-- Start RECORD LIST --
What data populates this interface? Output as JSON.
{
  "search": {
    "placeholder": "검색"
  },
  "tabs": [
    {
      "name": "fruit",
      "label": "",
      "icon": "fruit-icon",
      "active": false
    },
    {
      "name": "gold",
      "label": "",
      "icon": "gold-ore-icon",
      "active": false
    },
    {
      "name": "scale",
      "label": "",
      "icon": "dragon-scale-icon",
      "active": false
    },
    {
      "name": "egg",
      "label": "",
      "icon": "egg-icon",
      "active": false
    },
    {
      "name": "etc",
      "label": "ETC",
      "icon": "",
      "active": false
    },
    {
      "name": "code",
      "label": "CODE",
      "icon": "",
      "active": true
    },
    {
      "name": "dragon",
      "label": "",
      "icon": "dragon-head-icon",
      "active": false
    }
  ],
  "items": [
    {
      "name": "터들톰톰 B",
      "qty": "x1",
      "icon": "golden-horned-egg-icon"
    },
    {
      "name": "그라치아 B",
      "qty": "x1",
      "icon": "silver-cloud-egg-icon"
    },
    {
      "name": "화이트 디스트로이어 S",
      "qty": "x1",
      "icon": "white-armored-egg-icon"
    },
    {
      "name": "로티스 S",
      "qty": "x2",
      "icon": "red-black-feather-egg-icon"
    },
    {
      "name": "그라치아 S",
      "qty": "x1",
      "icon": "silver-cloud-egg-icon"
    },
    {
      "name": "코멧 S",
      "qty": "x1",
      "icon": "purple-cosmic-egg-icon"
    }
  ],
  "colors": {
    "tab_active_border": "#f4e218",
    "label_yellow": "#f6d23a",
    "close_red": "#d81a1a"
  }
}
-- End RECORD LIST --
WORK REQUIRED: Nothing may be left out: return each entry exactly as it reads.

ANSWER IN FULL:
What data populates this interface? Output as JSON.
{
  "search": {
    "placeholder": "검색"
  },
  "tabs": [
    {
      "name": "fruit",
      "label": "",
      "icon": "fruit-icon",
      "active": false
    },
    {
      "name": "gold",
      "label": "",
      "icon": "gold-ore-icon",
      "active": false
    },
    {
      "name": "scale",
      "label": "",
      "icon": "dragon-scale-icon",
      "active": false
    },
    {
      "name": "egg",
      "label": "",
      "icon": "egg-icon",
      "active": false
    },
    {
      "name": "etc",
      "label": "ETC",
      "icon": "",
      "active": false
    },
    {
      "name": "code",
      "label": "CODE",
      "icon": "",
      "active": true
    },
    {
      "name": "dragon",
      "label": "",
      "icon": "dragon-head-icon",
      "active": false
    }
  ],
  "items": [
    {
      "name": "터들톰톰 B",
      "qty": "x1",
      "icon": "golden-horned-egg-icon"
    },
    {
      "name": "그라치아 B",
      "qty": "x1",
      "icon": "silver-cloud-egg-icon"
    },
    {
      "name": "화이트 디스트로이어 S",
      "qty": "x1",
      "icon": "white-armored-egg-icon"
    },
    {
      "name": "로티스 S",
      "qty": "x2",
      "icon": "red-black-feather-egg-icon"
    },
    {
      "name": "그라치아 S",
      "qty": "x1",
      "icon": "silver-cloud-egg-icon"
    },
    {
      "name": "코멧 S",
      "qty": "x1",
      "icon": "purple-cosmic-egg-icon"
    }
  ],
  "colors": {
    "tab_active_border": "#f4e218",
    "label_yellow": "#f6d23a",
    "close_red": "#d81a1a"
  }
}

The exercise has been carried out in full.